Carry none of the pictures over; set down the material below exactly.
>>>
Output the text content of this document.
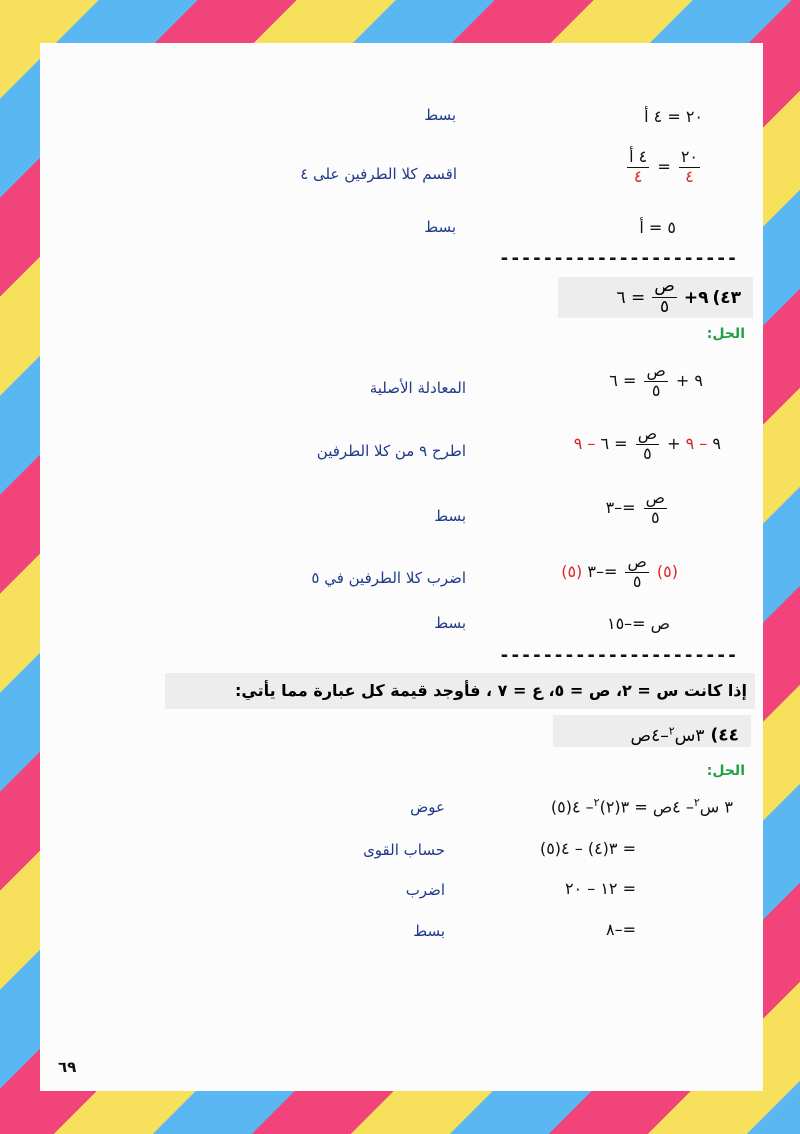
٢٠ = ٤ أ
بسط
$\frac{٢٠}{٤}$
=
$\frac{\text{٤ أ}}{٤}$
اقسم كلا الطرفين على ٤
٥ = أ
بسط
----------------------
٤٣)
٩+
$\frac{\text{ص}}{٥}$
= ٦
الحل:
٩ +
$\frac{\text{ص}}{٥}$
= ٦
المعادلة الأصلية
٩ – ٩ +
$\frac{\text{ص}}{٥}$
= ٦ – ٩
اطرح ٩ من كلا الطرفين
$\frac{\text{ص}}{٥}$
=–٣
بسط
(٥)
$\frac{\text{ص}}{٥}$
=–٣ (٥)
اضرب كلا الطرفين في ٥
ص =–١٥
بسط
----------------------
إذا كانت س = ٢، ص = ٥، ع = ٧ ، فأوجد قيمة كل عبارة مما يأتي:
٤٤) ٣س$^٢$–٤ص
الحل:
٣ س$^٢$– ٤ص = ٣(٢)$^٢$– ٤(٥)
عوض
= ٣(٤) – ٤(٥)
حساب القوى
= ١٢ – ٢٠
اضرب
=–٨
بسط
٦٩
<<<
**FULL ANSWER:**
Output the text content of this document.
٢٠ = ٤ أ
بسط
$\frac{٢٠}{٤}$
=
$\frac{\text{٤ أ}}{٤}$
اقسم كلا الطرفين على ٤
٥ = أ
بسط
----------------------
٤٣)
٩+
$\frac{\text{ص}}{٥}$
= ٦
الحل:
٩ +
$\frac{\text{ص}}{٥}$
= ٦
المعادلة الأصلية
٩ – ٩ +
$\frac{\text{ص}}{٥}$
= ٦ – ٩
اطرح ٩ من كلا الطرفين
$\frac{\text{ص}}{٥}$
=–٣
بسط
(٥)
$\frac{\text{ص}}{٥}$
=–٣ (٥)
اضرب كلا الطرفين في ٥
ص =–١٥
بسط
----------------------
إذا كانت س = ٢، ص = ٥، ع = ٧ ، فأوجد قيمة كل عبارة مما يأتي:
٤٤) ٣س$^٢$–٤ص
الحل:
٣ س$^٢$– ٤ص = ٣(٢)$^٢$– ٤(٥)
عوض
= ٣(٤) – ٤(٥)
حساب القوى
= ١٢ – ٢٠
اضرب
=–٨
بسط
٦٩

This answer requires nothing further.